__TASK STATEMENT__.
Skip the pictures. Repeat everything else in the records word for word.
-------- TASK INPUTS
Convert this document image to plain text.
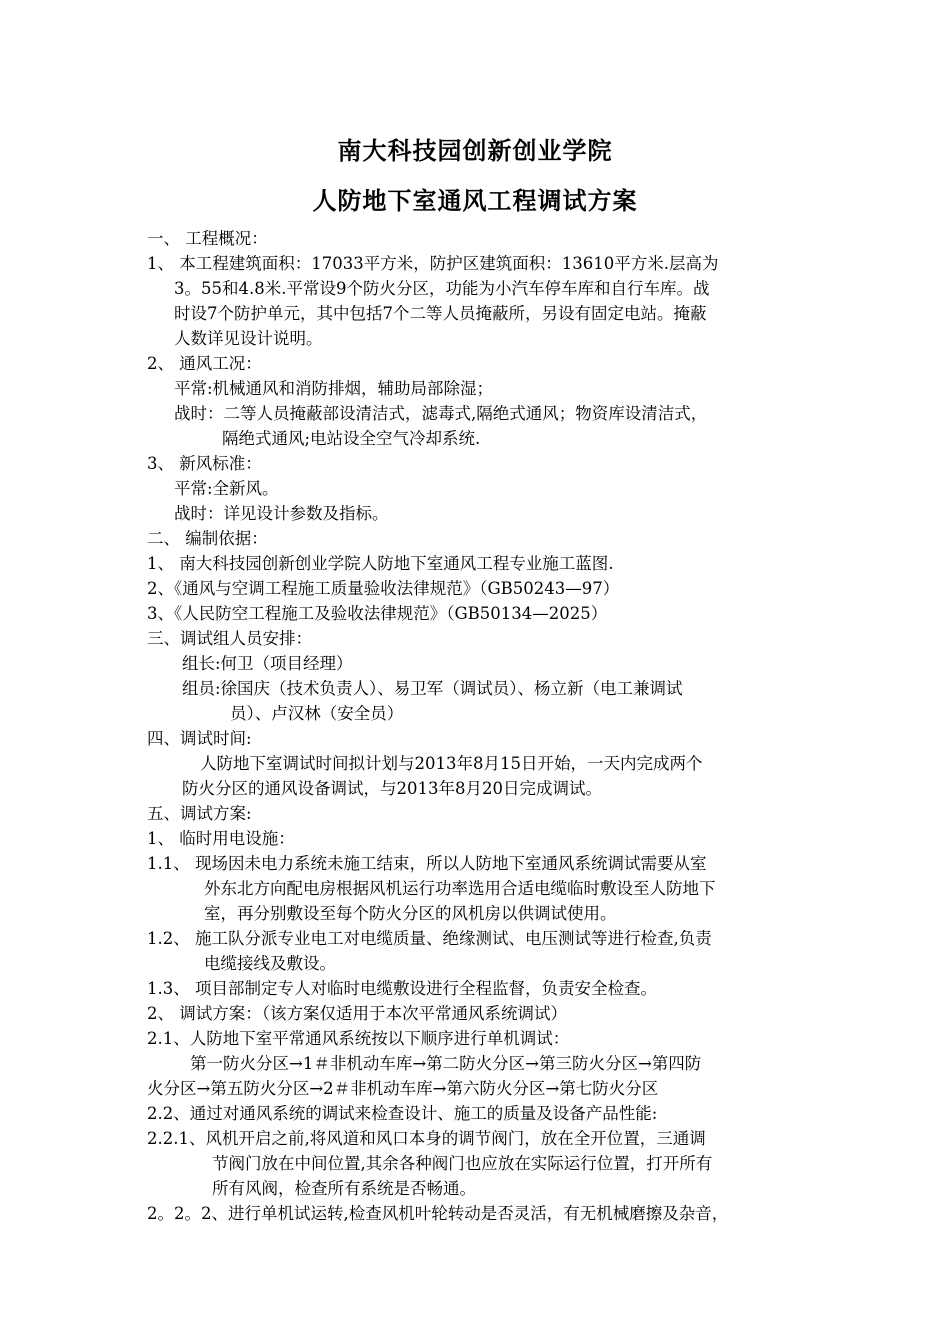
南大科技园创新创业学院
人防地下室通风工程调试方案
一、 工程概况：
1、 本工程建筑面积：17033平方米，防护区建筑面积：13610平方米.层高为
3。55和4.8米.平常设9个防火分区，功能为小汽车停车库和自行车库。战
时设7个防护单元，其中包括7个二等人员掩蔽所，另设有固定电站。掩蔽
人数详见设计说明。
2、 通风工况：
平常:机械通风和消防排烟，辅助局部除湿；
战时：二等人员掩蔽部设清洁式，滤毒式,隔绝式通风；物资库设清洁式，
隔绝式通风;电站设全空气冷却系统.
3、 新风标准：
平常:全新风。
战时：详见设计参数及指标。
二、 编制依据：
1、 南大科技园创新创业学院人防地下室通风工程专业施工蓝图.
2、《通风与空调工程施工质量验收法律规范》（GB50243—97）
3、《人民防空工程施工及验收法律规范》（GB50134—2025）
三、调试组人员安排：
组长:何卫（项目经理）
组员:徐国庆（技术负责人）、易卫军（调试员）、杨立新（电工兼调试
员）、卢汉林（安全员）
四、调试时间:
人防地下室调试时间拟计划与2013年8月15日开始，一天内完成两个
防火分区的通风设备调试，与2013年8月20日完成调试。
五、调试方案:
1、 临时用电设施：
1.1、 现场因未电力系统未施工结束，所以人防地下室通风系统调试需要从室
外东北方向配电房根据风机运行功率选用合适电缆临时敷设至人防地下
室，再分别敷设至每个防火分区的风机房以供调试使用。
1.2、 施工队分派专业电工对电缆质量、绝缘测试、电压测试等进行检查,负责
电缆接线及敷设。
1.3、 项目部制定专人对临时电缆敷设进行全程监督，负责安全检查。
2、 调试方案：（该方案仅适用于本次平常通风系统调试）
2.1、人防地下室平常通风系统按以下顺序进行单机调试：
第一防火分区→1＃非机动车库→第二防火分区→第三防火分区→第四防
火分区→第五防火分区→2＃非机动车库→第六防火分区→第七防火分区
2.2、通过对通风系统的调试来检查设计、施工的质量及设备产品性能:
2.2.1、风机开启之前,将风道和风口本身的调节阀门，放在全开位置，三通调
节阀门放在中间位置,其余各种阀门也应放在实际运行位置，打开所有
所有风阀，检查所有系统是否畅通。
2。2。2、进行单机试运转,检查风机叶轮转动是否灵活，有无机械磨擦及杂音，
----------------
__TASK RESULT__.
Convert this document image to plain text.
南大科技园创新创业学院
人防地下室通风工程调试方案
一、 工程概况：
1、 本工程建筑面积：17033平方米，防护区建筑面积：13610平方米.层高为
3。55和4.8米.平常设9个防火分区，功能为小汽车停车库和自行车库。战
时设7个防护单元，其中包括7个二等人员掩蔽所，另设有固定电站。掩蔽
人数详见设计说明。
2、 通风工况：
平常:机械通风和消防排烟，辅助局部除湿；
战时：二等人员掩蔽部设清洁式，滤毒式,隔绝式通风；物资库设清洁式，
隔绝式通风;电站设全空气冷却系统.
3、 新风标准：
平常:全新风。
战时：详见设计参数及指标。
二、 编制依据：
1、 南大科技园创新创业学院人防地下室通风工程专业施工蓝图.
2、《通风与空调工程施工质量验收法律规范》（GB50243—97）
3、《人民防空工程施工及验收法律规范》（GB50134—2025）
三、调试组人员安排：
组长:何卫（项目经理）
组员:徐国庆（技术负责人）、易卫军（调试员）、杨立新（电工兼调试
员）、卢汉林（安全员）
四、调试时间:
人防地下室调试时间拟计划与2013年8月15日开始，一天内完成两个
防火分区的通风设备调试，与2013年8月20日完成调试。
五、调试方案:
1、 临时用电设施：
1.1、 现场因未电力系统未施工结束，所以人防地下室通风系统调试需要从室
外东北方向配电房根据风机运行功率选用合适电缆临时敷设至人防地下
室，再分别敷设至每个防火分区的风机房以供调试使用。
1.2、 施工队分派专业电工对电缆质量、绝缘测试、电压测试等进行检查,负责
电缆接线及敷设。
1.3、 项目部制定专人对临时电缆敷设进行全程监督，负责安全检查。
2、 调试方案：（该方案仅适用于本次平常通风系统调试）
2.1、人防地下室平常通风系统按以下顺序进行单机调试：
第一防火分区→1＃非机动车库→第二防火分区→第三防火分区→第四防
火分区→第五防火分区→2＃非机动车库→第六防火分区→第七防火分区
2.2、通过对通风系统的调试来检查设计、施工的质量及设备产品性能:
2.2.1、风机开启之前,将风道和风口本身的调节阀门，放在全开位置，三通调
节阀门放在中间位置,其余各种阀门也应放在实际运行位置，打开所有
所有风阀，检查所有系统是否畅通。
2。2。2、进行单机试运转,检查风机叶轮转动是否灵活，有无机械磨擦及杂音，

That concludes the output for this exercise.